>> BEGIN Items
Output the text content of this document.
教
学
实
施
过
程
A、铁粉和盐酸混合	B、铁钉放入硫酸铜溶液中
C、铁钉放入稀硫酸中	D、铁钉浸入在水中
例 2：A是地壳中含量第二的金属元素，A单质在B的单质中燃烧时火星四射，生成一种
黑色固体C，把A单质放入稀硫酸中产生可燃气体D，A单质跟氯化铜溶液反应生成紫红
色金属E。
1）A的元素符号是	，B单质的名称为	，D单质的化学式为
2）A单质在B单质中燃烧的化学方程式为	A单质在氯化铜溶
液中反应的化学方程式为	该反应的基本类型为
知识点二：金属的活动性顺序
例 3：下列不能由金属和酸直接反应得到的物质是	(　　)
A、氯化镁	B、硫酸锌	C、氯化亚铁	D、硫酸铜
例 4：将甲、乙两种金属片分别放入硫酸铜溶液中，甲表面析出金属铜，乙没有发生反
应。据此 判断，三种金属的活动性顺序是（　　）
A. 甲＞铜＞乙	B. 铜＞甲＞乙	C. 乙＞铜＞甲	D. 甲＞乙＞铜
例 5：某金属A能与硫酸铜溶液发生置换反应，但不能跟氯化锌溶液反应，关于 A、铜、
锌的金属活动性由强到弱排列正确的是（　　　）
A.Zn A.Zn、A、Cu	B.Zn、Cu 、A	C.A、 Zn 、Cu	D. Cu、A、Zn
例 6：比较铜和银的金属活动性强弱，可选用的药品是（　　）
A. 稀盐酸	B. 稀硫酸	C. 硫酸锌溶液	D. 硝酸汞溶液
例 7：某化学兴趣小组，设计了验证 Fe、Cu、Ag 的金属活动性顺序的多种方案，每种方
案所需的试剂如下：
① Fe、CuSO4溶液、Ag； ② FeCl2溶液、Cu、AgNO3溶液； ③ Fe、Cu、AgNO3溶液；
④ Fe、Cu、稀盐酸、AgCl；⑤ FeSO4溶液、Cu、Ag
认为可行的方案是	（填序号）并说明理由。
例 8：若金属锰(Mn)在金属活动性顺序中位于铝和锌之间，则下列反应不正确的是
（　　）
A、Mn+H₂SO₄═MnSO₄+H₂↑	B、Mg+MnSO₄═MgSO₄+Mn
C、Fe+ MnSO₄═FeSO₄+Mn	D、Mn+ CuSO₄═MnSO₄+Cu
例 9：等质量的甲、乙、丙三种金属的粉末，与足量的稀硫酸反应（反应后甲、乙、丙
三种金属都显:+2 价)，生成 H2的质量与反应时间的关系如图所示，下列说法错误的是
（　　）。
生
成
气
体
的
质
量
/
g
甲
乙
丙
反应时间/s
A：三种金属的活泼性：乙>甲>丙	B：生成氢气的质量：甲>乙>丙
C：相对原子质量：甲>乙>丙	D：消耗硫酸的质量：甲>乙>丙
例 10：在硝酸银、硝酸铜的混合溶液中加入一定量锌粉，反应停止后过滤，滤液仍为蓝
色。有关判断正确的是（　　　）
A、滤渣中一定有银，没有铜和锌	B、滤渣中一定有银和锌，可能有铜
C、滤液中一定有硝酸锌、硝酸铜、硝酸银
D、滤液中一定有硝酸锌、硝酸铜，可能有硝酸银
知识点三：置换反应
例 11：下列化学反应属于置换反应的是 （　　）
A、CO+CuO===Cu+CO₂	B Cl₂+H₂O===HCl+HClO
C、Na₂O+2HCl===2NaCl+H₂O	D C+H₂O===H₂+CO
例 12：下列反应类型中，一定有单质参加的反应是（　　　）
>> END Items
Output the entries verbatim.

- Right answer
Output the text content of this document.
教
学
实
施
过
程
A、铁粉和盐酸混合	B、铁钉放入硫酸铜溶液中
C、铁钉放入稀硫酸中	D、铁钉浸入在水中
例 2：A是地壳中含量第二的金属元素，A单质在B的单质中燃烧时火星四射，生成一种
黑色固体C，把A单质放入稀硫酸中产生可燃气体D，A单质跟氯化铜溶液反应生成紫红
色金属E。
1）A的元素符号是	，B单质的名称为	，D单质的化学式为
2）A单质在B单质中燃烧的化学方程式为	A单质在氯化铜溶
液中反应的化学方程式为	该反应的基本类型为
知识点二：金属的活动性顺序
例 3：下列不能由金属和酸直接反应得到的物质是	(　　)
A、氯化镁	B、硫酸锌	C、氯化亚铁	D、硫酸铜
例 4：将甲、乙两种金属片分别放入硫酸铜溶液中，甲表面析出金属铜，乙没有发生反
应。据此 判断，三种金属的活动性顺序是（　　）
A. 甲＞铜＞乙	B. 铜＞甲＞乙	C. 乙＞铜＞甲	D. 甲＞乙＞铜
例 5：某金属A能与硫酸铜溶液发生置换反应，但不能跟氯化锌溶液反应，关于 A、铜、
锌的金属活动性由强到弱排列正确的是（　　　）
A.Zn A.Zn、A、Cu	B.Zn、Cu 、A	C.A、 Zn 、Cu	D. Cu、A、Zn
例 6：比较铜和银的金属活动性强弱，可选用的药品是（　　）
A. 稀盐酸	B. 稀硫酸	C. 硫酸锌溶液	D. 硝酸汞溶液
例 7：某化学兴趣小组，设计了验证 Fe、Cu、Ag 的金属活动性顺序的多种方案，每种方
案所需的试剂如下：
① Fe、CuSO4溶液、Ag； ② FeCl2溶液、Cu、AgNO3溶液； ③ Fe、Cu、AgNO3溶液；
④ Fe、Cu、稀盐酸、AgCl；⑤ FeSO4溶液、Cu、Ag
认为可行的方案是	（填序号）并说明理由。
例 8：若金属锰(Mn)在金属活动性顺序中位于铝和锌之间，则下列反应不正确的是
（　　）
A、Mn+H₂SO₄═MnSO₄+H₂↑	B、Mg+MnSO₄═MgSO₄+Mn
C、Fe+ MnSO₄═FeSO₄+Mn	D、Mn+ CuSO₄═MnSO₄+Cu
例 9：等质量的甲、乙、丙三种金属的粉末，与足量的稀硫酸反应（反应后甲、乙、丙
三种金属都显:+2 价)，生成 H2的质量与反应时间的关系如图所示，下列说法错误的是
（　　）。
生
成
气
体
的
质
量
/
g
甲
乙
丙
反应时间/s
A：三种金属的活泼性：乙>甲>丙	B：生成氢气的质量：甲>乙>丙
C：相对原子质量：甲>乙>丙	D：消耗硫酸的质量：甲>乙>丙
例 10：在硝酸银、硝酸铜的混合溶液中加入一定量锌粉，反应停止后过滤，滤液仍为蓝
色。有关判断正确的是（　　　）
A、滤渣中一定有银，没有铜和锌	B、滤渣中一定有银和锌，可能有铜
C、滤液中一定有硝酸锌、硝酸铜、硝酸银
D、滤液中一定有硝酸锌、硝酸铜，可能有硝酸银
知识点三：置换反应
例 11：下列化学反应属于置换反应的是 （　　）
A、CO+CuO===Cu+CO₂	B Cl₂+H₂O===HCl+HClO
C、Na₂O+2HCl===2NaCl+H₂O	D C+H₂O===H₂+CO
例 12：下列反应类型中，一定有单质参加的反应是（　　　）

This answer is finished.